◆ Exercise materials
***

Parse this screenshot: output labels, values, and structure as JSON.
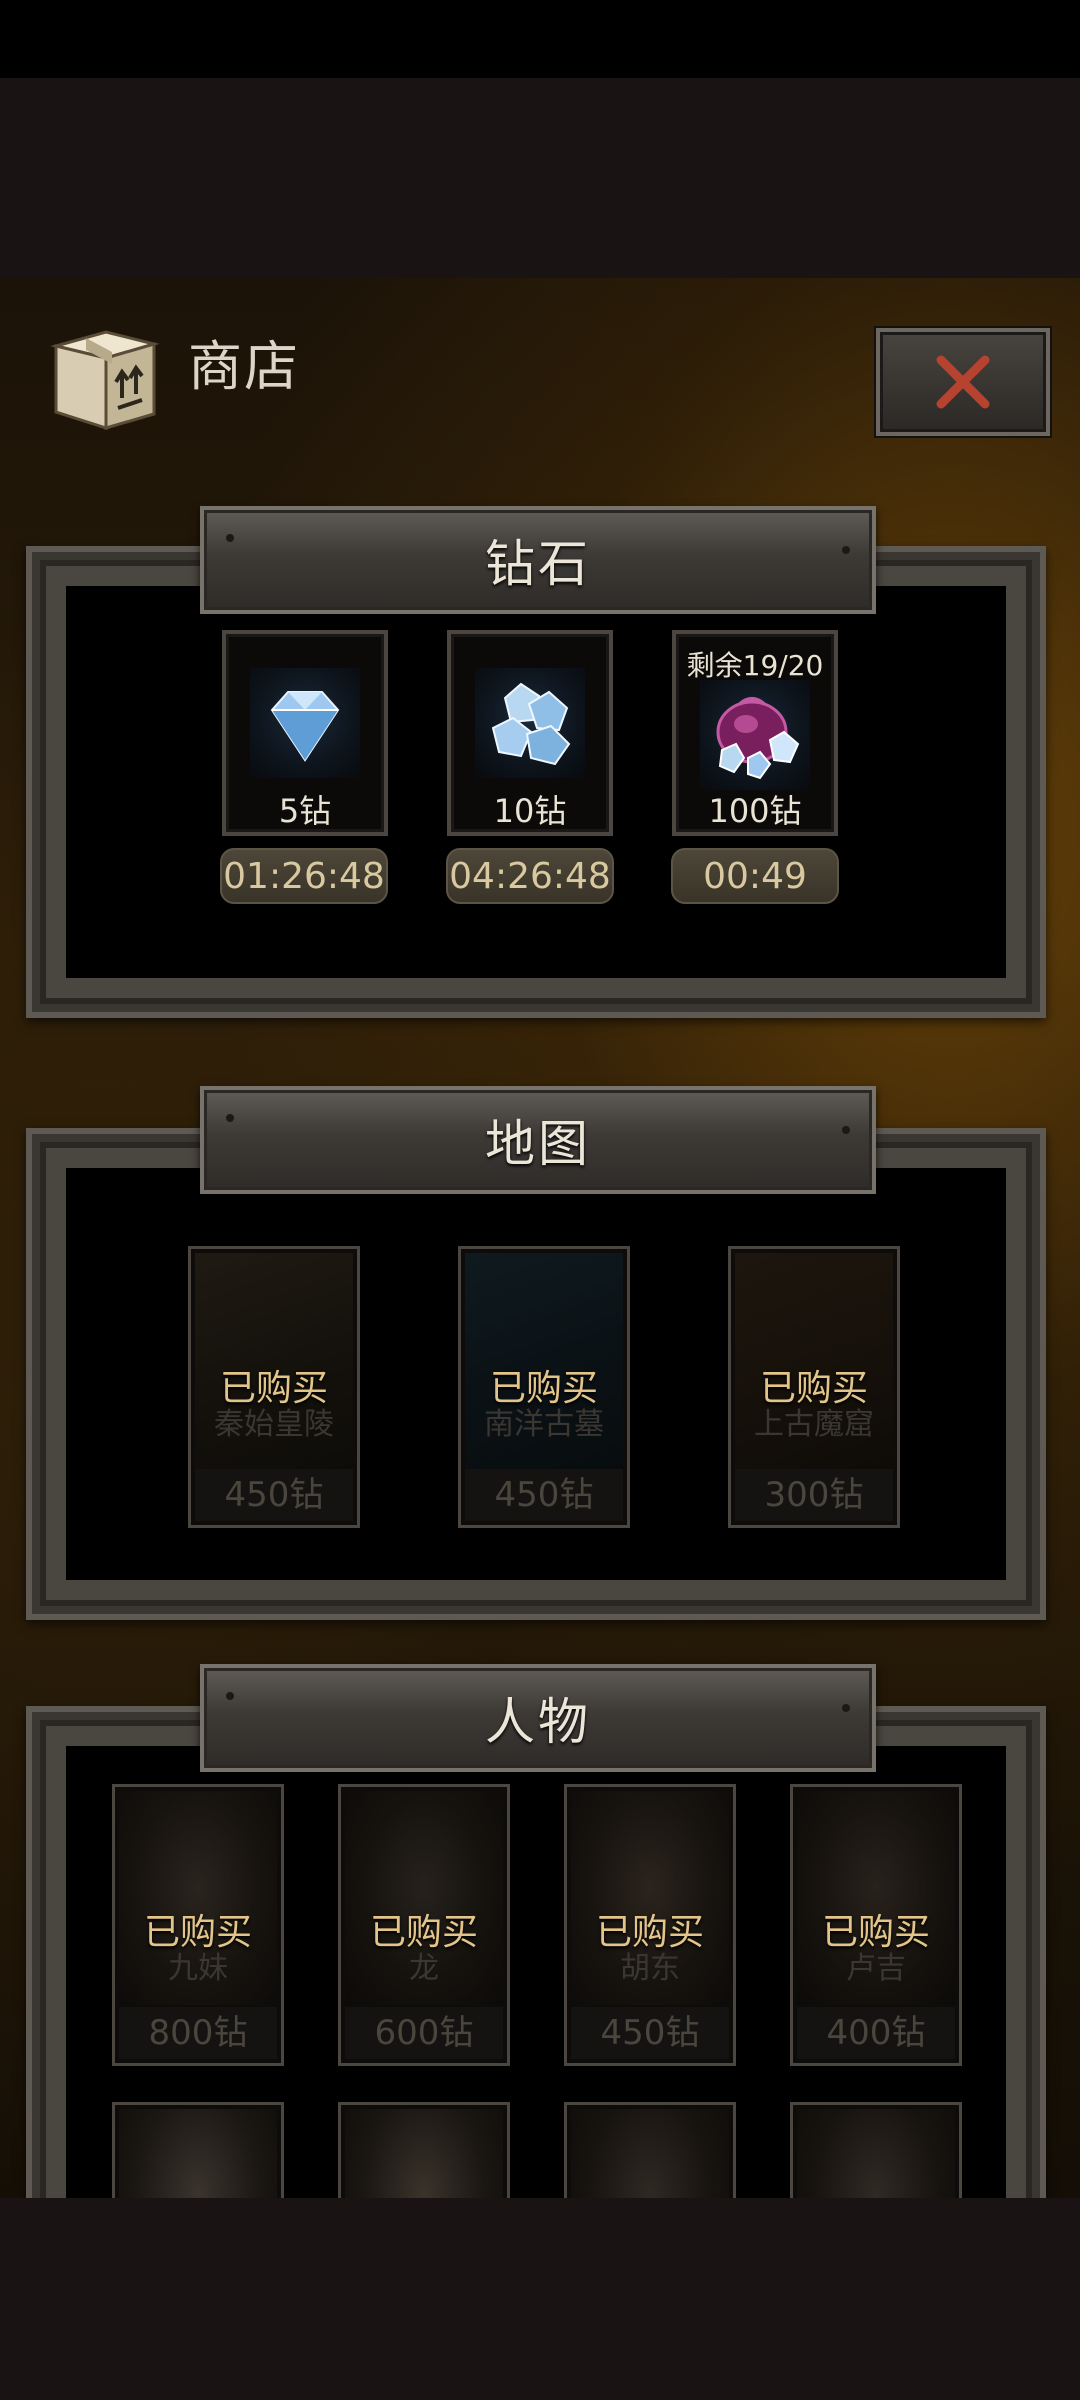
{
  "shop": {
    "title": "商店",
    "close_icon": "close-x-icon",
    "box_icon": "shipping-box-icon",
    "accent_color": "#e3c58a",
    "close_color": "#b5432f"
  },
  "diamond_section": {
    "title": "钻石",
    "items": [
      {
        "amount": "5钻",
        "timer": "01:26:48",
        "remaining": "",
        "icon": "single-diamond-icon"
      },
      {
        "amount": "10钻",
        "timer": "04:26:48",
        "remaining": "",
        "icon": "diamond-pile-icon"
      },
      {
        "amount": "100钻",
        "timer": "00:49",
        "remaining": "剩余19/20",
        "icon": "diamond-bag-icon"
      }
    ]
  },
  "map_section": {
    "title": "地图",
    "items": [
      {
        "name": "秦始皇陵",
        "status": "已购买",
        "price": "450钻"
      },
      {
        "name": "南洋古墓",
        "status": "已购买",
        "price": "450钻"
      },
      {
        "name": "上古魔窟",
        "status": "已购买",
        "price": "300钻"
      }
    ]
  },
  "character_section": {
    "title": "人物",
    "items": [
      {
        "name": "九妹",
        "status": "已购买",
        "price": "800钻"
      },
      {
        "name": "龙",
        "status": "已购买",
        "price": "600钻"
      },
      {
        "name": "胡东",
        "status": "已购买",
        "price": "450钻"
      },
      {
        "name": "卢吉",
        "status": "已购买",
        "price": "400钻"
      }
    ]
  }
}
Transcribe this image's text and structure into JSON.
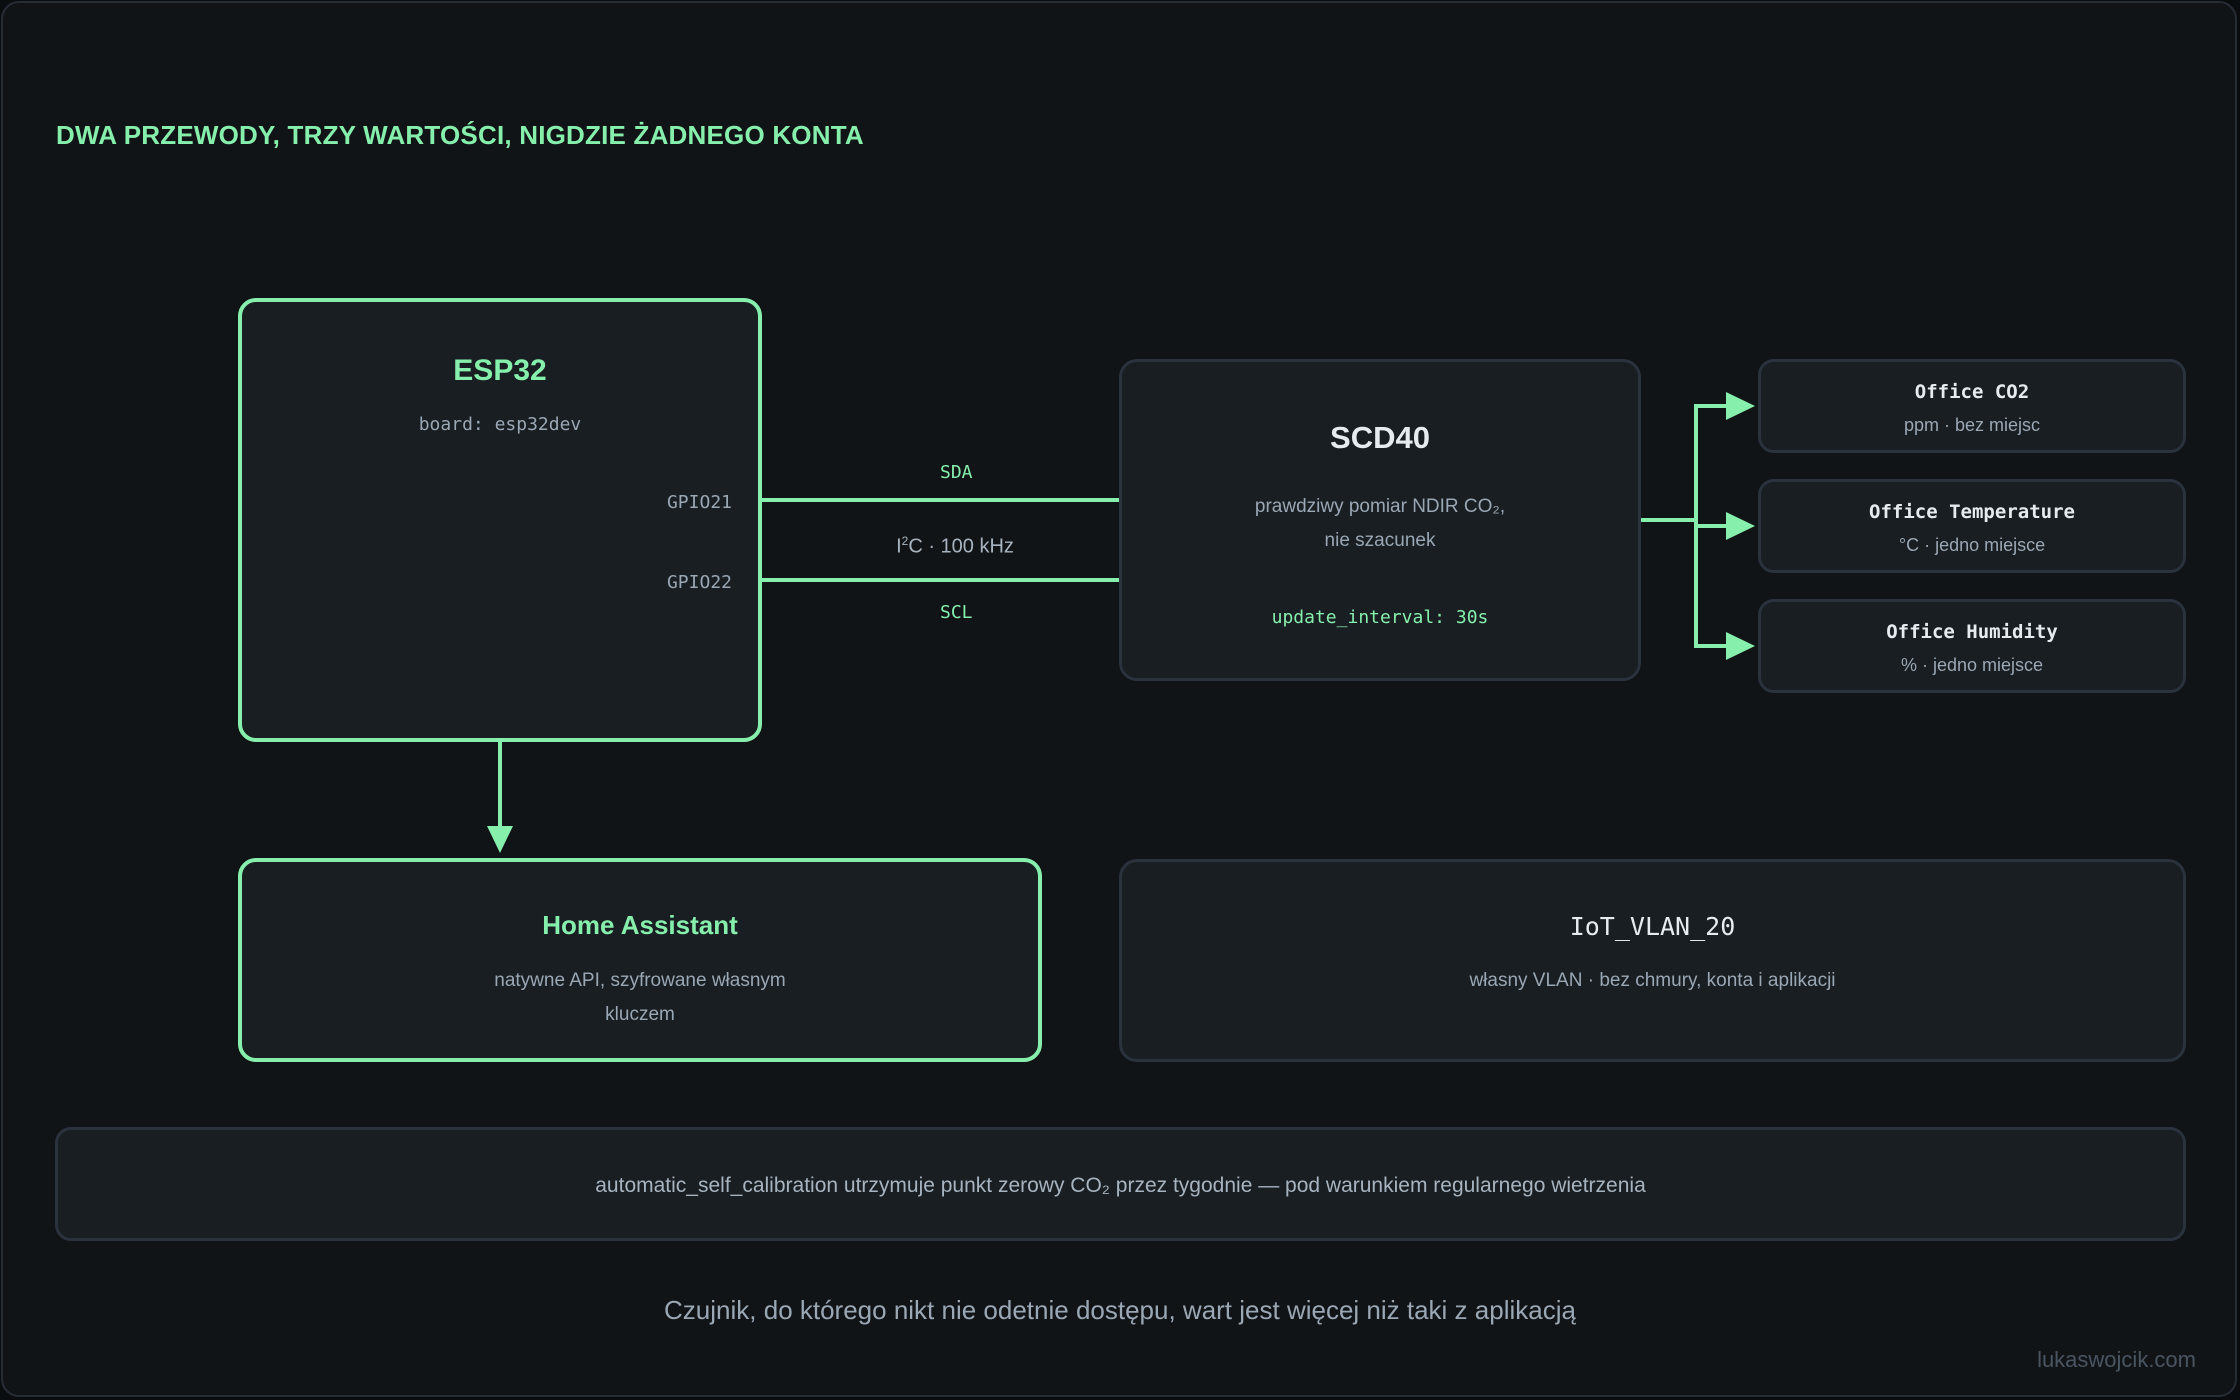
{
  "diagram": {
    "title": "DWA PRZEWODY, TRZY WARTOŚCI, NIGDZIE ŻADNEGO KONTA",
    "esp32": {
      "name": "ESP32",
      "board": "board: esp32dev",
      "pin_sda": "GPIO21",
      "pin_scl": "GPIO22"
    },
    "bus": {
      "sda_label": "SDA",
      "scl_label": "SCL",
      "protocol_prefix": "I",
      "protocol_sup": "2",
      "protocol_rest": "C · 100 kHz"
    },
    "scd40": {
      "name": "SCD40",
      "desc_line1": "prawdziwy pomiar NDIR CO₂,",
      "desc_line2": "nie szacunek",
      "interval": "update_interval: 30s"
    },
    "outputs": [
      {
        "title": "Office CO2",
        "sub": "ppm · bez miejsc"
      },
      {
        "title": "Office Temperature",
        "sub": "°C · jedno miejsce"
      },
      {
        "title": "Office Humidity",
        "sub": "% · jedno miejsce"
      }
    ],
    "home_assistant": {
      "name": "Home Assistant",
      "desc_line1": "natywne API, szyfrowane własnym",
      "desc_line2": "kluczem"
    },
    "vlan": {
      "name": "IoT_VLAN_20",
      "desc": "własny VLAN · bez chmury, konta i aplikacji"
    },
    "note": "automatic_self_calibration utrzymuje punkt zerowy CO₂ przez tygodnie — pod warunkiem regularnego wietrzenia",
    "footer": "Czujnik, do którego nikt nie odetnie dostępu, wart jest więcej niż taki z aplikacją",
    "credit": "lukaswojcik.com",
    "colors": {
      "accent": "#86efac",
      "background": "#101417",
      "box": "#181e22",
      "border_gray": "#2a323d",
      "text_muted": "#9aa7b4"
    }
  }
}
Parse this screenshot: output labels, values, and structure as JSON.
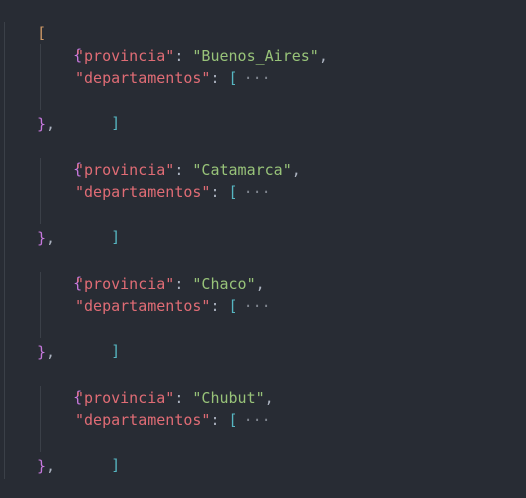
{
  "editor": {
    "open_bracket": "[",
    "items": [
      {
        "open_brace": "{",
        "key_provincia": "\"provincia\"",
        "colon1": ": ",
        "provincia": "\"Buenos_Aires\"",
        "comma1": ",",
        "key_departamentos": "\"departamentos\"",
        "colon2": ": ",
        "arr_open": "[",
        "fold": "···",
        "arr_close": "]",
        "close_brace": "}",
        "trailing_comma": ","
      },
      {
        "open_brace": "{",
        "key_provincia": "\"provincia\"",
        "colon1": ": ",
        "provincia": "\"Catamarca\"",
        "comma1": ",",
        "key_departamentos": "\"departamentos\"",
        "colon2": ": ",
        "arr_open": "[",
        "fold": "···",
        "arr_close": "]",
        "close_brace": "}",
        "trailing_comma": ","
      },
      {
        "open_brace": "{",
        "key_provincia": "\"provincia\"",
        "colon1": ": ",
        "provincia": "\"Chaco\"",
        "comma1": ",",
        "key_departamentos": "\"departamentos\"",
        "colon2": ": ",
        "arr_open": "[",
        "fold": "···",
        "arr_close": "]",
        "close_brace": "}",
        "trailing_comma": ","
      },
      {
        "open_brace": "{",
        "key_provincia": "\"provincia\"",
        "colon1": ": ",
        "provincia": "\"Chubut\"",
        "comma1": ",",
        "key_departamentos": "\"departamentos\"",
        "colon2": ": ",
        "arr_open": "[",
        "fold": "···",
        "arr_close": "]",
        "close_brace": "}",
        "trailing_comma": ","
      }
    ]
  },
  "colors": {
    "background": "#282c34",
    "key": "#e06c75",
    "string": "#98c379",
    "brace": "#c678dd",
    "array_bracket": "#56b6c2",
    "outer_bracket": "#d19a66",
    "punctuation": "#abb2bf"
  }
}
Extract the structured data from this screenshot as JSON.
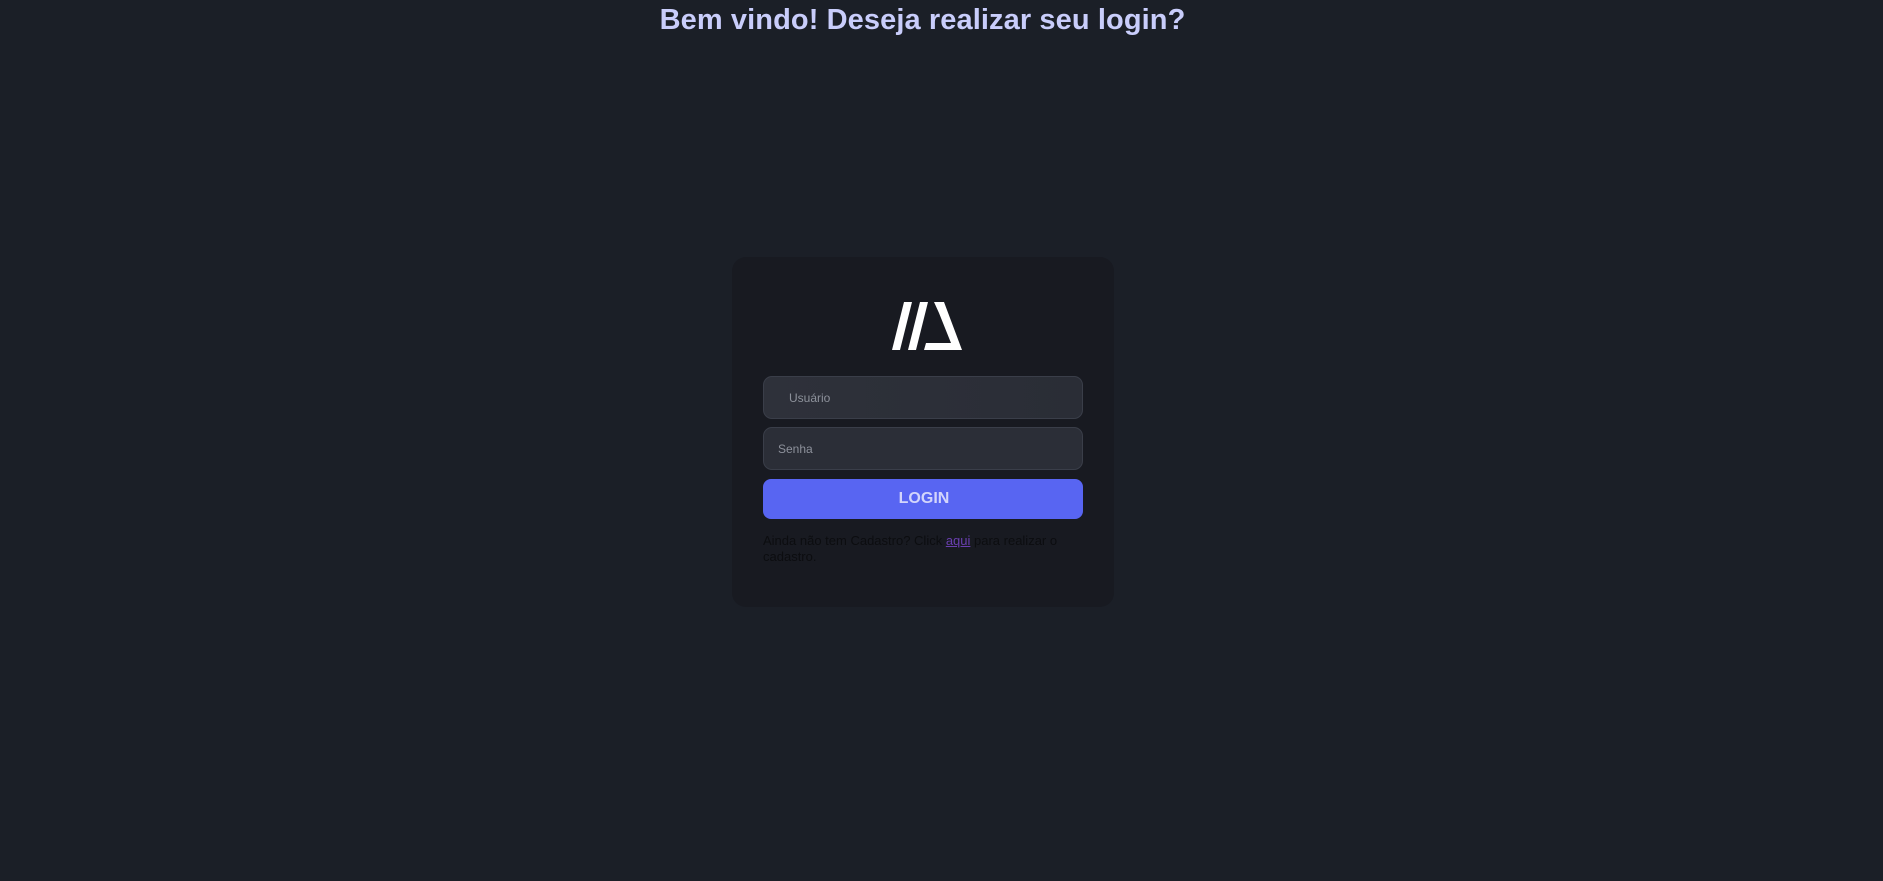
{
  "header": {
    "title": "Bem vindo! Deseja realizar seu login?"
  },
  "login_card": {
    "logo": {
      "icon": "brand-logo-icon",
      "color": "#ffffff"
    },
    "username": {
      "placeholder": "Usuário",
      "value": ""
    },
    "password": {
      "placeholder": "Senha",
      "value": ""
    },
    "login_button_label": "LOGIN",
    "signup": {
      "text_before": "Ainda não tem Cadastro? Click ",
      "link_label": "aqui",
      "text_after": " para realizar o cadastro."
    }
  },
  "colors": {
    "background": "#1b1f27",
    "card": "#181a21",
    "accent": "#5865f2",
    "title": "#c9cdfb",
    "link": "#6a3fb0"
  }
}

***

◆ Problem details
Only a number is wanted here: how many lines in the data above include the string "price"?

◆ Final answer
7